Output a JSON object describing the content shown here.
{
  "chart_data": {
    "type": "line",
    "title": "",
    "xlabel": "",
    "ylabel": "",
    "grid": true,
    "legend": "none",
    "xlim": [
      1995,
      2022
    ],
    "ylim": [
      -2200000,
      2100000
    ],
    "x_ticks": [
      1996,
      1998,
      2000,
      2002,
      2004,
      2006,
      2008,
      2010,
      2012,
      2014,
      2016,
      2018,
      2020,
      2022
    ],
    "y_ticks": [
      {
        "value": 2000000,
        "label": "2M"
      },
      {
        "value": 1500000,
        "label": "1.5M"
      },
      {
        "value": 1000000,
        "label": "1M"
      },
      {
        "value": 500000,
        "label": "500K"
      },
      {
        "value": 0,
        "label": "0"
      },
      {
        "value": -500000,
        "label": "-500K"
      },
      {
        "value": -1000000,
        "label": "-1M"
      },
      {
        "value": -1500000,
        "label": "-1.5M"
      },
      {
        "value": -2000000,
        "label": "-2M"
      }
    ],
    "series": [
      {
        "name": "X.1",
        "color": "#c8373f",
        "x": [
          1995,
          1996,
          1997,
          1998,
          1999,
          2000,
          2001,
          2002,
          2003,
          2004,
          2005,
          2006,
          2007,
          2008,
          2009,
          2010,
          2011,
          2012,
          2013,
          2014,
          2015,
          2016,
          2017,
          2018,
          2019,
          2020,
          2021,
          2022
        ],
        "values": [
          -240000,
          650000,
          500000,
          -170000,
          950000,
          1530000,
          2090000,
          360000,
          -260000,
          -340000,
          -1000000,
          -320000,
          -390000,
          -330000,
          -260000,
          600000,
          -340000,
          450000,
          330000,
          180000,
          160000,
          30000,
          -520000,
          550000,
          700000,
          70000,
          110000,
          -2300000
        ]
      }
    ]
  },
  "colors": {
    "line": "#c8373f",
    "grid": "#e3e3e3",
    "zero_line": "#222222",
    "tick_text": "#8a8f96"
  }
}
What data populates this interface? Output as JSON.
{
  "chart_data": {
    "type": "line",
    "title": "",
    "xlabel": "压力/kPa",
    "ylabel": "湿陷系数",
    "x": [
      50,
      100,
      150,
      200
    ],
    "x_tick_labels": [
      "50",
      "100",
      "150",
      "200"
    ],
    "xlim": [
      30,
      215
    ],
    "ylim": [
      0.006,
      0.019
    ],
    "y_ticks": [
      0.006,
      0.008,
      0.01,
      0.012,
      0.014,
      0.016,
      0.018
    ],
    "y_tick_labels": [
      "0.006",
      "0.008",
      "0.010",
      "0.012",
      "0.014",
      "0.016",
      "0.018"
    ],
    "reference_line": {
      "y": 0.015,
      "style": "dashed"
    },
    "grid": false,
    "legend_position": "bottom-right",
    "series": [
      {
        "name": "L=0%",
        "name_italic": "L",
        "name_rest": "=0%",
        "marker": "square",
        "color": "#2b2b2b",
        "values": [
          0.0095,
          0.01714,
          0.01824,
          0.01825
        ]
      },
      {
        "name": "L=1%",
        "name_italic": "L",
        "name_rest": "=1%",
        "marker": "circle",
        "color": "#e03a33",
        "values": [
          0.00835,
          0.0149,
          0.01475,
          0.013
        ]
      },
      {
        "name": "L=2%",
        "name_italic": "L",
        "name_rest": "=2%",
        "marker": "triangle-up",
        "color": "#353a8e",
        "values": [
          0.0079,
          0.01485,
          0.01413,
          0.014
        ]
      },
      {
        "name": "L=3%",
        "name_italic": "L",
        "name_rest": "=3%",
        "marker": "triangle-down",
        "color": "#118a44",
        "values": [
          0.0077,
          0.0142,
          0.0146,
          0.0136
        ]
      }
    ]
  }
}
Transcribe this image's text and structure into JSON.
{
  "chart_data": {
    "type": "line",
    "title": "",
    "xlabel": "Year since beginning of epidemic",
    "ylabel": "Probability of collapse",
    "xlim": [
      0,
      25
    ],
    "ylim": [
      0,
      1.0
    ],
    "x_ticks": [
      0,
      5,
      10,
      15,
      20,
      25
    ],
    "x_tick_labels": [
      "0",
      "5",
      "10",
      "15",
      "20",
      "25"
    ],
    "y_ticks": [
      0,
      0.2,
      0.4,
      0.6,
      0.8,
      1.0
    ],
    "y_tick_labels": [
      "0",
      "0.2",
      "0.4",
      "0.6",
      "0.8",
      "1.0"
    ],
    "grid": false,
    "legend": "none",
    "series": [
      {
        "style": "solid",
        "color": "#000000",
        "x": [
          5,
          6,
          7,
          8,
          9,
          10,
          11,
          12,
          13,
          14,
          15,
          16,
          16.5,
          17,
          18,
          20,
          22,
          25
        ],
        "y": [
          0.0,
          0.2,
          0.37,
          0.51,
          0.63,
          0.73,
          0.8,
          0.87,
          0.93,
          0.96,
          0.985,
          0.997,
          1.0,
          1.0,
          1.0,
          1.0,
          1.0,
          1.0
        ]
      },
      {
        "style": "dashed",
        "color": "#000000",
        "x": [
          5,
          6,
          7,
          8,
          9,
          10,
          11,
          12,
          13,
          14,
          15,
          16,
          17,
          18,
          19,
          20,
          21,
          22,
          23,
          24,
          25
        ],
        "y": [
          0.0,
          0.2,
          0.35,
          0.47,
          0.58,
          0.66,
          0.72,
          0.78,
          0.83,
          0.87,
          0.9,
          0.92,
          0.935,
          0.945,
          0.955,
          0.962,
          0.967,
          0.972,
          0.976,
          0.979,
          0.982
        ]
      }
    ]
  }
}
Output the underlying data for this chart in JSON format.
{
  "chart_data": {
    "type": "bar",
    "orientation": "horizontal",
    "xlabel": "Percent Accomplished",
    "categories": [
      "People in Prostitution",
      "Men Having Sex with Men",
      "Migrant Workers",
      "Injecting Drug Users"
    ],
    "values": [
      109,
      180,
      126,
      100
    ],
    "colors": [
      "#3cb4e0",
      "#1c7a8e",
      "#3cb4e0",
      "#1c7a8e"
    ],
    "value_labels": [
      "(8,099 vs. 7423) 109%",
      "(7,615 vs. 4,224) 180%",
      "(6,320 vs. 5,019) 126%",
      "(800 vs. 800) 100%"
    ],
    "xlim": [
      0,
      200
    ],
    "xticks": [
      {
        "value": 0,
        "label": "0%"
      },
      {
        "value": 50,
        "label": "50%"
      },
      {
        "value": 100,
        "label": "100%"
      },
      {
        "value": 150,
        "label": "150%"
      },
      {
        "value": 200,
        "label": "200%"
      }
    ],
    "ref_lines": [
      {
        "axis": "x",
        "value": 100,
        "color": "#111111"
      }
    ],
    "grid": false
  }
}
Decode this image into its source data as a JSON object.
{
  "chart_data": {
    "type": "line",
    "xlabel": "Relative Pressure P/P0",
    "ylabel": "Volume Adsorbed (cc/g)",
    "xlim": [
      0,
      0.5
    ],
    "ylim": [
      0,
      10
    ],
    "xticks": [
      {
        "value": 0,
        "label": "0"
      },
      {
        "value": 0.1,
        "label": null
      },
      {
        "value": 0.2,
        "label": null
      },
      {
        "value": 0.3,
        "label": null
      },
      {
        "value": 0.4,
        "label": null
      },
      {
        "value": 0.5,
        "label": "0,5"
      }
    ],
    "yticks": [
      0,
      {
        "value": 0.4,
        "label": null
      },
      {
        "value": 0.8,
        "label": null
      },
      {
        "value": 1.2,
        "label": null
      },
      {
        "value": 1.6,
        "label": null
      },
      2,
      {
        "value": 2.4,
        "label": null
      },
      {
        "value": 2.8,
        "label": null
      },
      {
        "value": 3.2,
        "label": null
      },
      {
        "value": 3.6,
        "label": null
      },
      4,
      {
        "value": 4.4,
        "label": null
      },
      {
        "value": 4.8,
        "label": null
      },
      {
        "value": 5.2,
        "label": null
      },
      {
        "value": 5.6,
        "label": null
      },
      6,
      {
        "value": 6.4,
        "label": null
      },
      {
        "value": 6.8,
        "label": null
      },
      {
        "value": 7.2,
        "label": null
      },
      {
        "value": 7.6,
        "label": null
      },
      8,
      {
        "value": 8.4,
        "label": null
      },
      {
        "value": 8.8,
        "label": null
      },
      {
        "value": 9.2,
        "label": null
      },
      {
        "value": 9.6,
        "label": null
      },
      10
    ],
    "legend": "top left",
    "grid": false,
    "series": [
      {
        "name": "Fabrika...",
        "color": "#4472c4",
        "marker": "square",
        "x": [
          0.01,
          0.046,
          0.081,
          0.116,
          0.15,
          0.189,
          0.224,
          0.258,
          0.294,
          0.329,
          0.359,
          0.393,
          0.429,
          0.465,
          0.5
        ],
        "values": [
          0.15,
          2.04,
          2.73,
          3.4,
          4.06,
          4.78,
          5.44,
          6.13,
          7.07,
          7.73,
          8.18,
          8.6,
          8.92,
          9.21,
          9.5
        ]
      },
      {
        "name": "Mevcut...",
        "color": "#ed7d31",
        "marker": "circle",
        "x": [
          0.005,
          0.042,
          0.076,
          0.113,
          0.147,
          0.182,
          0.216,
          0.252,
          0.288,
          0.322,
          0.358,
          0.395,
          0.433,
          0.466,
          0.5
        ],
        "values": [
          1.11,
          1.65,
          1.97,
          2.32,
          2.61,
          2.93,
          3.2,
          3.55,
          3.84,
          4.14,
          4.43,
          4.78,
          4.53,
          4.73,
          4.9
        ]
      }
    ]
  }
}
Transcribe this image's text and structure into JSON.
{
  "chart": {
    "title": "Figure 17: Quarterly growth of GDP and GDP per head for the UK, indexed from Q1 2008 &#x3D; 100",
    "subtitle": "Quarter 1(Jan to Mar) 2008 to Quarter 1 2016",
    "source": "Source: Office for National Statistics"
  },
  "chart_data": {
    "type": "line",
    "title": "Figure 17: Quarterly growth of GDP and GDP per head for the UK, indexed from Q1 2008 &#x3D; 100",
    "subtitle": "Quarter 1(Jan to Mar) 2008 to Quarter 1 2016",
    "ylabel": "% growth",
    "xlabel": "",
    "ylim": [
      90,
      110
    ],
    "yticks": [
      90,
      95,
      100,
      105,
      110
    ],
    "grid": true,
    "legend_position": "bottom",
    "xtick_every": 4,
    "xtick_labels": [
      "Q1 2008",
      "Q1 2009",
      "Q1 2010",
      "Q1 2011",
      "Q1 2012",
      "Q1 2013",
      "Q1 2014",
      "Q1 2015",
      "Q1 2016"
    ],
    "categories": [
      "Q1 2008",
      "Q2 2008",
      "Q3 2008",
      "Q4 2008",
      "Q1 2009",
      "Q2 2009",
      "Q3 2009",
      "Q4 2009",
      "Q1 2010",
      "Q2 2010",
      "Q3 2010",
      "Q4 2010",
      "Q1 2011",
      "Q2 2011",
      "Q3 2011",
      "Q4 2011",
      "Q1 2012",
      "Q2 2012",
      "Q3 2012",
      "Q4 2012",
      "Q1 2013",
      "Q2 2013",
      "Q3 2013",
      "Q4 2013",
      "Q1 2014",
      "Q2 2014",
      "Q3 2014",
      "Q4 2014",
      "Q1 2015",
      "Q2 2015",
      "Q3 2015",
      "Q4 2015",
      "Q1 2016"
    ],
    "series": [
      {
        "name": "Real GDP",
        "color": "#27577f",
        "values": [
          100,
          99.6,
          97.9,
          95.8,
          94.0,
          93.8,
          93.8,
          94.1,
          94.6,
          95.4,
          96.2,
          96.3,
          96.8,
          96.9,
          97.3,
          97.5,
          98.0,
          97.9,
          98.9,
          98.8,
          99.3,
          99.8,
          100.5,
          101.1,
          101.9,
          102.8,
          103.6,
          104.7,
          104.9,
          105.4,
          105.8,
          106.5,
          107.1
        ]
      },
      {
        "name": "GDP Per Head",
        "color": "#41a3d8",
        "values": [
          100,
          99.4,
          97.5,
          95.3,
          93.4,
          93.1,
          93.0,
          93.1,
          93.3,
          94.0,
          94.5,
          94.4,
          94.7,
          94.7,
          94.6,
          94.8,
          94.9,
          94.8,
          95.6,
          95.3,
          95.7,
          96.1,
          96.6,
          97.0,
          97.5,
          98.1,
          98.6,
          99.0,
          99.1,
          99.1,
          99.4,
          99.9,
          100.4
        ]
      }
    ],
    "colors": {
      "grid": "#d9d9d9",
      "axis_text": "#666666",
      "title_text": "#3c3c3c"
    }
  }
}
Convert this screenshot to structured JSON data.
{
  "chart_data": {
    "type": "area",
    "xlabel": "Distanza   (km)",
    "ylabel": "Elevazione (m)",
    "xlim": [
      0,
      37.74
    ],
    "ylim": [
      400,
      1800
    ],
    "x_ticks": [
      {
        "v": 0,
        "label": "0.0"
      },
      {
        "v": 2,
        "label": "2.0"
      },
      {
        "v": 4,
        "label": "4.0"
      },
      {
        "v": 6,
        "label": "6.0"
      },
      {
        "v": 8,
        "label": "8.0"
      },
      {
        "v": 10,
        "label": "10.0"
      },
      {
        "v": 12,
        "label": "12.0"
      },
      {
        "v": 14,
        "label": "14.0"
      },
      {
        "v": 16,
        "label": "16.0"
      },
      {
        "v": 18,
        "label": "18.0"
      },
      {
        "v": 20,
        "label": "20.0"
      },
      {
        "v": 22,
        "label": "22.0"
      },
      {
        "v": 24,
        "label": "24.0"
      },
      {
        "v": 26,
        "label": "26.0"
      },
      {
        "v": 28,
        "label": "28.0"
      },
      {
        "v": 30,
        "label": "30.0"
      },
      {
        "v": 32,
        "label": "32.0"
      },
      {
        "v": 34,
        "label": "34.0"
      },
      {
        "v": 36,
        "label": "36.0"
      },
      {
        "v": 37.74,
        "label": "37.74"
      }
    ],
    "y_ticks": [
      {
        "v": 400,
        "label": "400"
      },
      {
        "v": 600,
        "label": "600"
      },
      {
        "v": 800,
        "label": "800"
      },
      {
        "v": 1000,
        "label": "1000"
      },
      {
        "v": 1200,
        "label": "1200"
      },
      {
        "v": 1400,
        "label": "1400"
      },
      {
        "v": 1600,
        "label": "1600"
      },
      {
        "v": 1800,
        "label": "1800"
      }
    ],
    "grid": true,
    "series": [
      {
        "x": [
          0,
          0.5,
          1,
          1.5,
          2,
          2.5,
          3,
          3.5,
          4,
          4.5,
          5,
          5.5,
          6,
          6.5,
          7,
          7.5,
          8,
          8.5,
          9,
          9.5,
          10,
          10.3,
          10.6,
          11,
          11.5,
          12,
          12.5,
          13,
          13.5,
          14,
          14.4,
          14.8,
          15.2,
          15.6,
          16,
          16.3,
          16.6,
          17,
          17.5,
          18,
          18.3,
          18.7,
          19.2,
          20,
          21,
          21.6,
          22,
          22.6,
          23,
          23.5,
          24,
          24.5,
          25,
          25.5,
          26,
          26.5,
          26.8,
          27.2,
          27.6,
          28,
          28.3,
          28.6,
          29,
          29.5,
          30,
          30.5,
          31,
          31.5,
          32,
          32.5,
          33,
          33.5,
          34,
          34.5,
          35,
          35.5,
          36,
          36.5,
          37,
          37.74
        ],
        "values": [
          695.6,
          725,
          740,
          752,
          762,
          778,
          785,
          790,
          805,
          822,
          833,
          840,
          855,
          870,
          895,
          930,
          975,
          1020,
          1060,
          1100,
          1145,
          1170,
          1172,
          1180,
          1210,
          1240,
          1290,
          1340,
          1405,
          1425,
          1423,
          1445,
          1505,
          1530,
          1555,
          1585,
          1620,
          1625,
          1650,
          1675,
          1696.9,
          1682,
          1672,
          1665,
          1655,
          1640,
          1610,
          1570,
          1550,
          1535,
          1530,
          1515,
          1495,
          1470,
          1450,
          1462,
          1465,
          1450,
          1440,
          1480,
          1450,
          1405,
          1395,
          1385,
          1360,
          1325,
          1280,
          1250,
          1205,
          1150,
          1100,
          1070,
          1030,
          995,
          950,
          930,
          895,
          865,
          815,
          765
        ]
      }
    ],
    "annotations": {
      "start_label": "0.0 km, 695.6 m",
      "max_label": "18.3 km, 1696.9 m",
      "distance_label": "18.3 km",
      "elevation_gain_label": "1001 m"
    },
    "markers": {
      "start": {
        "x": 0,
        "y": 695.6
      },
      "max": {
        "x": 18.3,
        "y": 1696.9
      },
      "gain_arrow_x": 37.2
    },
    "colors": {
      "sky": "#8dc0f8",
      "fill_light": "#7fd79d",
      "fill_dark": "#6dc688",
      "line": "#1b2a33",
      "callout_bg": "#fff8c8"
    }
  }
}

---+---

Return each line among the entries that holds the word "source".

Task answer -
Decode this image into its source data as a JSON object.
    "source": "Source: Office for National Statistics"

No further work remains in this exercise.